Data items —
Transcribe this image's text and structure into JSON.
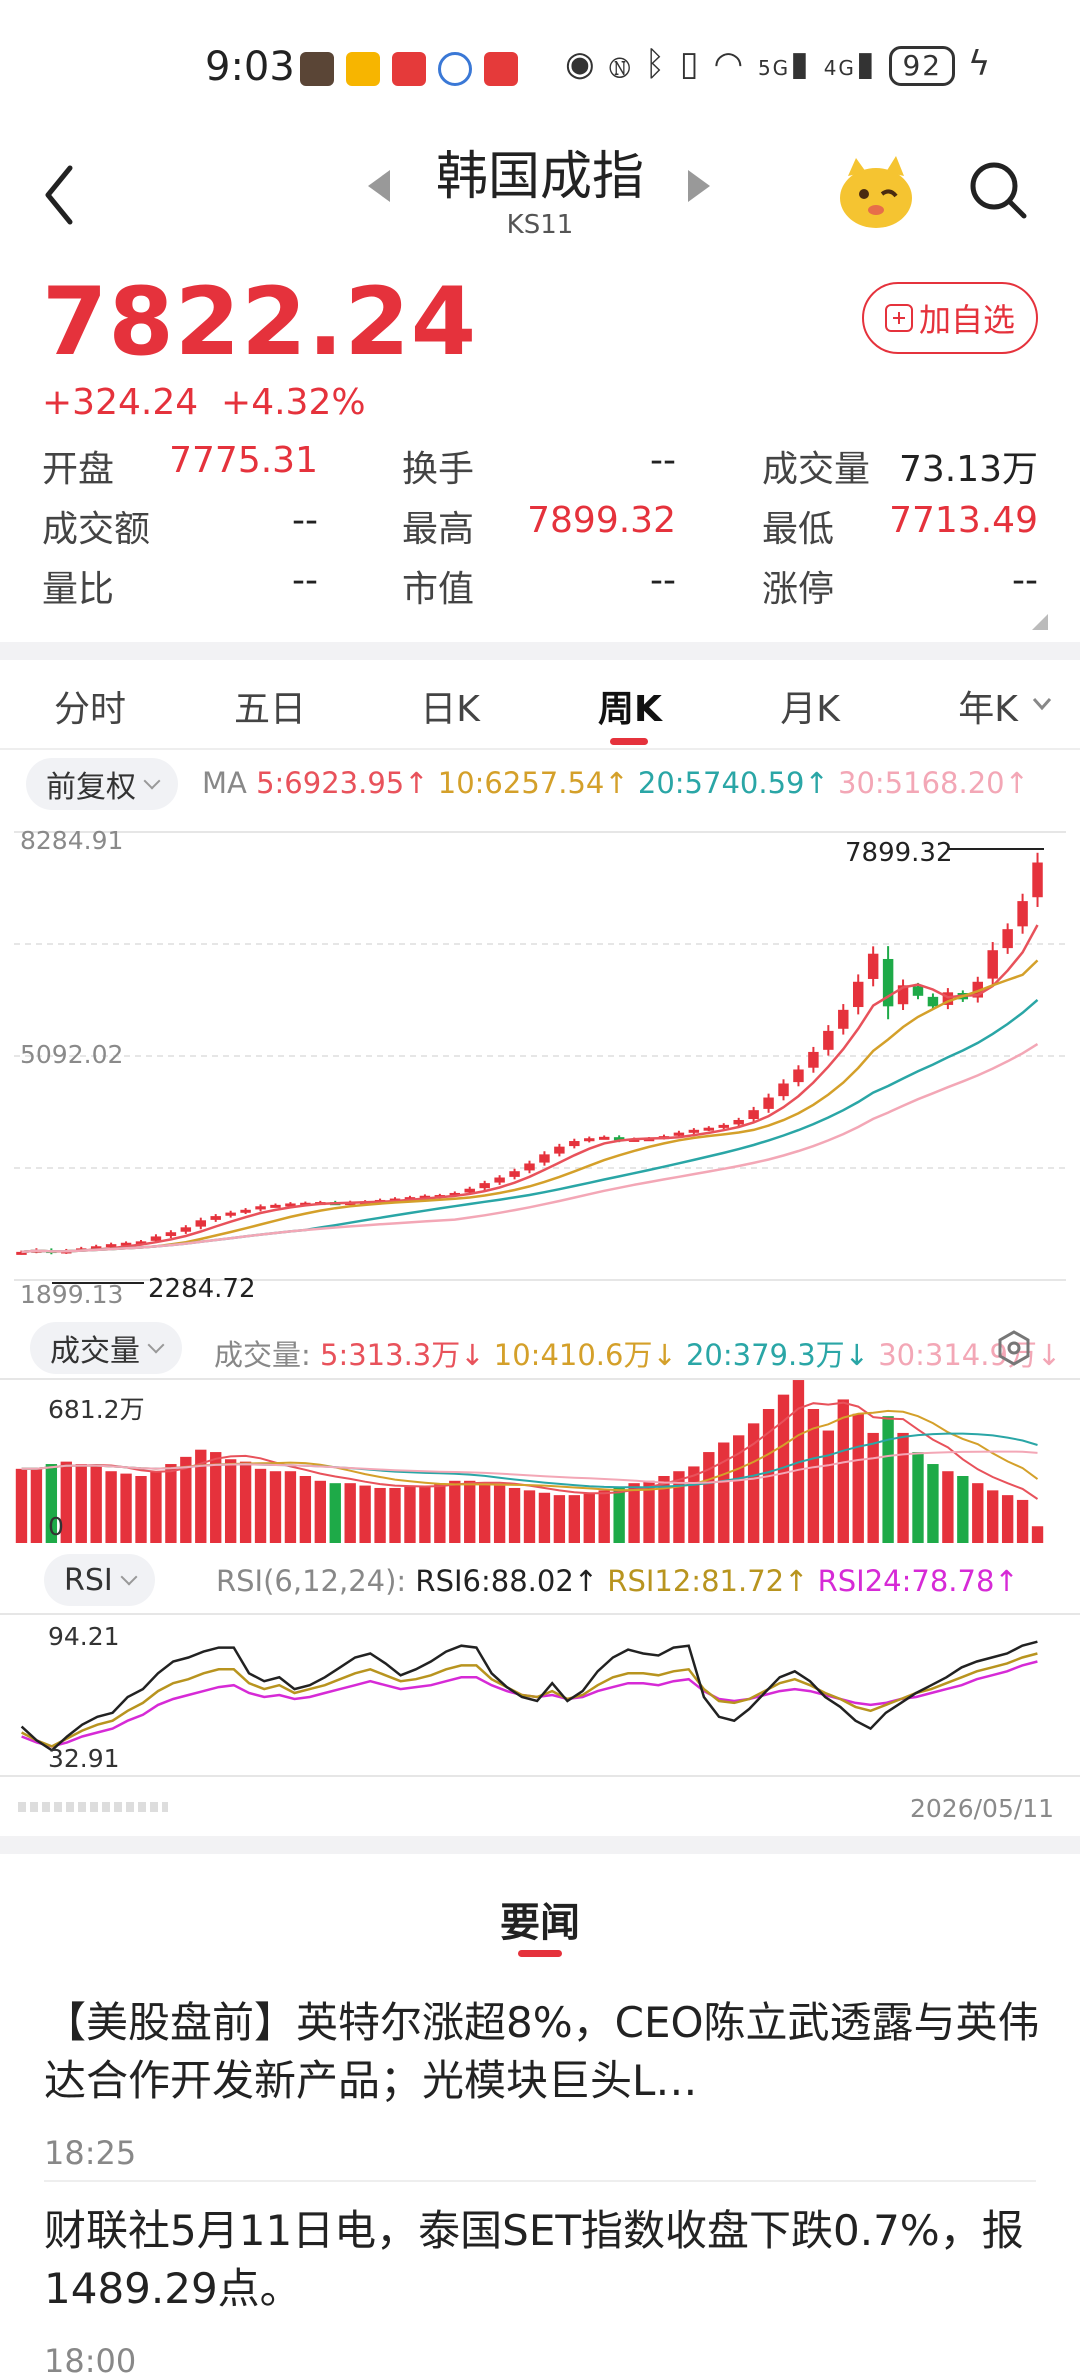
{
  "status_bar": {
    "time": "9:03",
    "network_5g": "5G",
    "network_4g": "4G",
    "battery": "92"
  },
  "header": {
    "title": "韩国成指",
    "code": "KS11",
    "add_watch": "加自选"
  },
  "quote": {
    "price": "7822.24",
    "change": "+324.24",
    "change_pct": "+4.32%"
  },
  "stats": [
    {
      "label": "开盘",
      "value": "7775.31",
      "color": "red"
    },
    {
      "label": "换手",
      "value": "--",
      "color": "dark"
    },
    {
      "label": "成交量",
      "value": "73.13万",
      "color": "dark"
    },
    {
      "label": "成交额",
      "value": "--",
      "color": "dark"
    },
    {
      "label": "最高",
      "value": "7899.32",
      "color": "red"
    },
    {
      "label": "最低",
      "value": "7713.49",
      "color": "red"
    },
    {
      "label": "量比",
      "value": "--",
      "color": "dark"
    },
    {
      "label": "市值",
      "value": "--",
      "color": "dark"
    },
    {
      "label": "涨停",
      "value": "--",
      "color": "dark"
    }
  ],
  "tabs": [
    "分时",
    "五日",
    "日K",
    "周K",
    "月K",
    "年K"
  ],
  "active_tab": "周K",
  "price_chart": {
    "adjust_label": "前复权",
    "ma_prefix": "MA",
    "ma": [
      {
        "label": "5:6923.95↑",
        "color": "#e8525b"
      },
      {
        "label": "10:6257.54↑",
        "color": "#d4a02a"
      },
      {
        "label": "20:5740.59↑",
        "color": "#2aa6a6"
      },
      {
        "label": "30:5168.20↑",
        "color": "#f3a7b6"
      }
    ],
    "y_top": "8284.91",
    "y_mid": "5092.02",
    "y_bottom": "1899.13",
    "max_label": "7899.32",
    "min_label": "2284.72"
  },
  "volume_chart": {
    "selector_label": "成交量",
    "prefix": "成交量:",
    "ma": [
      {
        "label": "5:313.3万↓",
        "color": "#e8525b"
      },
      {
        "label": "10:410.6万↓",
        "color": "#d4a02a"
      },
      {
        "label": "20:379.3万↓",
        "color": "#2aa6a6"
      },
      {
        "label": "30:314.9万↓",
        "color": "#f3a7b6"
      }
    ],
    "y_top": "681.2万",
    "y_zero": "0"
  },
  "rsi_chart": {
    "selector_label": "RSI",
    "prefix": "RSI(6,12,24):",
    "values": [
      {
        "label": "RSI6:88.02↑",
        "color": "#222222"
      },
      {
        "label": "RSI12:81.72↑",
        "color": "#b8941f"
      },
      {
        "label": "RSI24:78.78↑",
        "color": "#d62ad6"
      }
    ],
    "y_top": "94.21",
    "y_bottom": "32.91",
    "date": "2026/05/11"
  },
  "chart_data": {
    "type": "candlestick",
    "ylim": [
      1899.13,
      8284.91
    ],
    "closes": [
      2300,
      2330,
      2290,
      2320,
      2350,
      2380,
      2410,
      2430,
      2450,
      2520,
      2580,
      2650,
      2750,
      2810,
      2860,
      2900,
      2950,
      2970,
      2990,
      3000,
      3010,
      2990,
      3010,
      3020,
      3040,
      3060,
      3080,
      3100,
      3110,
      3140,
      3200,
      3280,
      3360,
      3450,
      3560,
      3690,
      3800,
      3880,
      3920,
      3940,
      3890,
      3910,
      3920,
      3950,
      4000,
      4040,
      4070,
      4110,
      4180,
      4320,
      4500,
      4700,
      4900,
      5150,
      5450,
      5750,
      6150,
      6550,
      5800,
      6100,
      5950,
      5800,
      6000,
      5900,
      6150,
      6600,
      6900,
      7300,
      7850
    ],
    "volume_ylim": [
      0,
      681.2
    ],
    "volumes": [
      310,
      310,
      330,
      340,
      330,
      320,
      300,
      290,
      280,
      300,
      330,
      360,
      390,
      380,
      350,
      340,
      310,
      300,
      300,
      280,
      260,
      250,
      250,
      240,
      230,
      230,
      240,
      240,
      250,
      260,
      260,
      250,
      240,
      230,
      220,
      210,
      200,
      200,
      210,
      220,
      230,
      250,
      260,
      280,
      300,
      320,
      380,
      420,
      450,
      500,
      560,
      620,
      681,
      560,
      470,
      600,
      540,
      460,
      530,
      460,
      380,
      330,
      300,
      280,
      250,
      220,
      200,
      180,
      70
    ],
    "rsi_ylim": [
      20,
      100
    ],
    "rsi6": [
      45,
      38,
      33,
      40,
      46,
      50,
      52,
      60,
      64,
      72,
      78,
      80,
      83,
      85,
      85,
      72,
      68,
      70,
      64,
      66,
      70,
      75,
      80,
      82,
      77,
      71,
      74,
      78,
      83,
      86,
      85,
      72,
      65,
      60,
      58,
      67,
      58,
      63,
      73,
      80,
      84,
      82,
      81,
      85,
      86,
      60,
      50,
      48,
      54,
      62,
      70,
      73,
      68,
      60,
      55,
      48,
      44,
      52,
      57,
      62,
      66,
      70,
      75,
      78,
      80,
      82,
      86,
      88
    ],
    "rsi12": [
      42,
      38,
      35,
      39,
      43,
      46,
      48,
      53,
      57,
      63,
      67,
      69,
      72,
      74,
      74,
      67,
      64,
      66,
      62,
      64,
      66,
      69,
      72,
      74,
      71,
      68,
      69,
      71,
      74,
      76,
      76,
      69,
      65,
      61,
      60,
      63,
      59,
      61,
      66,
      70,
      72,
      72,
      71,
      73,
      74,
      64,
      58,
      57,
      59,
      63,
      67,
      69,
      66,
      62,
      59,
      55,
      53,
      56,
      59,
      62,
      64,
      67,
      70,
      73,
      75,
      77,
      80,
      82
    ],
    "rsi24": [
      40,
      37,
      35,
      37,
      40,
      42,
      44,
      48,
      51,
      56,
      59,
      61,
      63,
      65,
      66,
      62,
      60,
      61,
      59,
      60,
      62,
      64,
      66,
      68,
      66,
      64,
      65,
      66,
      68,
      70,
      70,
      66,
      63,
      61,
      60,
      61,
      59,
      60,
      63,
      65,
      67,
      67,
      66,
      68,
      69,
      63,
      59,
      58,
      59,
      61,
      63,
      64,
      63,
      61,
      59,
      57,
      56,
      57,
      59,
      60,
      62,
      64,
      66,
      69,
      71,
      73,
      76,
      78
    ]
  },
  "news": {
    "section_title": "要闻",
    "items": [
      {
        "title": "【美股盘前】英特尔涨超8%，CEO陈立武透露与英伟达合作开发新产品；光模块巨头L…",
        "time": "18:25"
      },
      {
        "title": "财联社5月11日电，泰国SET指数收盘下跌0.7%，报1489.29点。",
        "time": "18:00"
      }
    ]
  }
}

Aim of the task —
Omit the pictures, and quote the material above exactly as given.

Output below —
Transcribe this image's text and structure into JSON.
{
  "status_bar": {
    "time": "9:03",
    "network_5g": "5G",
    "network_4g": "4G",
    "battery": "92"
  },
  "header": {
    "title": "韩国成指",
    "code": "KS11",
    "add_watch": "加自选"
  },
  "quote": {
    "price": "7822.24",
    "change": "+324.24",
    "change_pct": "+4.32%"
  },
  "stats": [
    {
      "label": "开盘",
      "value": "7775.31",
      "color": "red"
    },
    {
      "label": "换手",
      "value": "--",
      "color": "dark"
    },
    {
      "label": "成交量",
      "value": "73.13万",
      "color": "dark"
    },
    {
      "label": "成交额",
      "value": "--",
      "color": "dark"
    },
    {
      "label": "最高",
      "value": "7899.32",
      "color": "red"
    },
    {
      "label": "最低",
      "value": "7713.49",
      "color": "red"
    },
    {
      "label": "量比",
      "value": "--",
      "color": "dark"
    },
    {
      "label": "市值",
      "value": "--",
      "color": "dark"
    },
    {
      "label": "涨停",
      "value": "--",
      "color": "dark"
    }
  ],
  "tabs": [
    "分时",
    "五日",
    "日K",
    "周K",
    "月K",
    "年K"
  ],
  "active_tab": "周K",
  "price_chart": {
    "adjust_label": "前复权",
    "ma_prefix": "MA",
    "ma": [
      {
        "label": "5:6923.95↑",
        "color": "#e8525b"
      },
      {
        "label": "10:6257.54↑",
        "color": "#d4a02a"
      },
      {
        "label": "20:5740.59↑",
        "color": "#2aa6a6"
      },
      {
        "label": "30:5168.20↑",
        "color": "#f3a7b6"
      }
    ],
    "y_top": "8284.91",
    "y_mid": "5092.02",
    "y_bottom": "1899.13",
    "max_label": "7899.32",
    "min_label": "2284.72"
  },
  "volume_chart": {
    "selector_label": "成交量",
    "prefix": "成交量:",
    "ma": [
      {
        "label": "5:313.3万↓",
        "color": "#e8525b"
      },
      {
        "label": "10:410.6万↓",
        "color": "#d4a02a"
      },
      {
        "label": "20:379.3万↓",
        "color": "#2aa6a6"
      },
      {
        "label": "30:314.9万↓",
        "color": "#f3a7b6"
      }
    ],
    "y_top": "681.2万",
    "y_zero": "0"
  },
  "rsi_chart": {
    "selector_label": "RSI",
    "prefix": "RSI(6,12,24):",
    "values": [
      {
        "label": "RSI6:88.02↑",
        "color": "#222222"
      },
      {
        "label": "RSI12:81.72↑",
        "color": "#b8941f"
      },
      {
        "label": "RSI24:78.78↑",
        "color": "#d62ad6"
      }
    ],
    "y_top": "94.21",
    "y_bottom": "32.91",
    "date": "2026/05/11"
  },
  "chart_data": {
    "type": "candlestick",
    "ylim": [
      1899.13,
      8284.91
    ],
    "closes": [
      2300,
      2330,
      2290,
      2320,
      2350,
      2380,
      2410,
      2430,
      2450,
      2520,
      2580,
      2650,
      2750,
      2810,
      2860,
      2900,
      2950,
      2970,
      2990,
      3000,
      3010,
      2990,
      3010,
      3020,
      3040,
      3060,
      3080,
      3100,
      3110,
      3140,
      3200,
      3280,
      3360,
      3450,
      3560,
      3690,
      3800,
      3880,
      3920,
      3940,
      3890,
      3910,
      3920,
      3950,
      4000,
      4040,
      4070,
      4110,
      4180,
      4320,
      4500,
      4700,
      4900,
      5150,
      5450,
      5750,
      6150,
      6550,
      5800,
      6100,
      5950,
      5800,
      6000,
      5900,
      6150,
      6600,
      6900,
      7300,
      7850
    ],
    "volume_ylim": [
      0,
      681.2
    ],
    "volumes": [
      310,
      310,
      330,
      340,
      330,
      320,
      300,
      290,
      280,
      300,
      330,
      360,
      390,
      380,
      350,
      340,
      310,
      300,
      300,
      280,
      260,
      250,
      250,
      240,
      230,
      230,
      240,
      240,
      250,
      260,
      260,
      250,
      240,
      230,
      220,
      210,
      200,
      200,
      210,
      220,
      230,
      250,
      260,
      280,
      300,
      320,
      380,
      420,
      450,
      500,
      560,
      620,
      681,
      560,
      470,
      600,
      540,
      460,
      530,
      460,
      380,
      330,
      300,
      280,
      250,
      220,
      200,
      180,
      70
    ],
    "rsi_ylim": [
      20,
      100
    ],
    "rsi6": [
      45,
      38,
      33,
      40,
      46,
      50,
      52,
      60,
      64,
      72,
      78,
      80,
      83,
      85,
      85,
      72,
      68,
      70,
      64,
      66,
      70,
      75,
      80,
      82,
      77,
      71,
      74,
      78,
      83,
      86,
      85,
      72,
      65,
      60,
      58,
      67,
      58,
      63,
      73,
      80,
      84,
      82,
      81,
      85,
      86,
      60,
      50,
      48,
      54,
      62,
      70,
      73,
      68,
      60,
      55,
      48,
      44,
      52,
      57,
      62,
      66,
      70,
      75,
      78,
      80,
      82,
      86,
      88
    ],
    "rsi12": [
      42,
      38,
      35,
      39,
      43,
      46,
      48,
      53,
      57,
      63,
      67,
      69,
      72,
      74,
      74,
      67,
      64,
      66,
      62,
      64,
      66,
      69,
      72,
      74,
      71,
      68,
      69,
      71,
      74,
      76,
      76,
      69,
      65,
      61,
      60,
      63,
      59,
      61,
      66,
      70,
      72,
      72,
      71,
      73,
      74,
      64,
      58,
      57,
      59,
      63,
      67,
      69,
      66,
      62,
      59,
      55,
      53,
      56,
      59,
      62,
      64,
      67,
      70,
      73,
      75,
      77,
      80,
      82
    ],
    "rsi24": [
      40,
      37,
      35,
      37,
      40,
      42,
      44,
      48,
      51,
      56,
      59,
      61,
      63,
      65,
      66,
      62,
      60,
      61,
      59,
      60,
      62,
      64,
      66,
      68,
      66,
      64,
      65,
      66,
      68,
      70,
      70,
      66,
      63,
      61,
      60,
      61,
      59,
      60,
      63,
      65,
      67,
      67,
      66,
      68,
      69,
      63,
      59,
      58,
      59,
      61,
      63,
      64,
      63,
      61,
      59,
      57,
      56,
      57,
      59,
      60,
      62,
      64,
      66,
      69,
      71,
      73,
      76,
      78
    ]
  },
  "news": {
    "section_title": "要闻",
    "items": [
      {
        "title": "【美股盘前】英特尔涨超8%，CEO陈立武透露与英伟达合作开发新产品；光模块巨头L…",
        "time": "18:25"
      },
      {
        "title": "财联社5月11日电，泰国SET指数收盘下跌0.7%，报1489.29点。",
        "time": "18:00"
      }
    ]
  }
}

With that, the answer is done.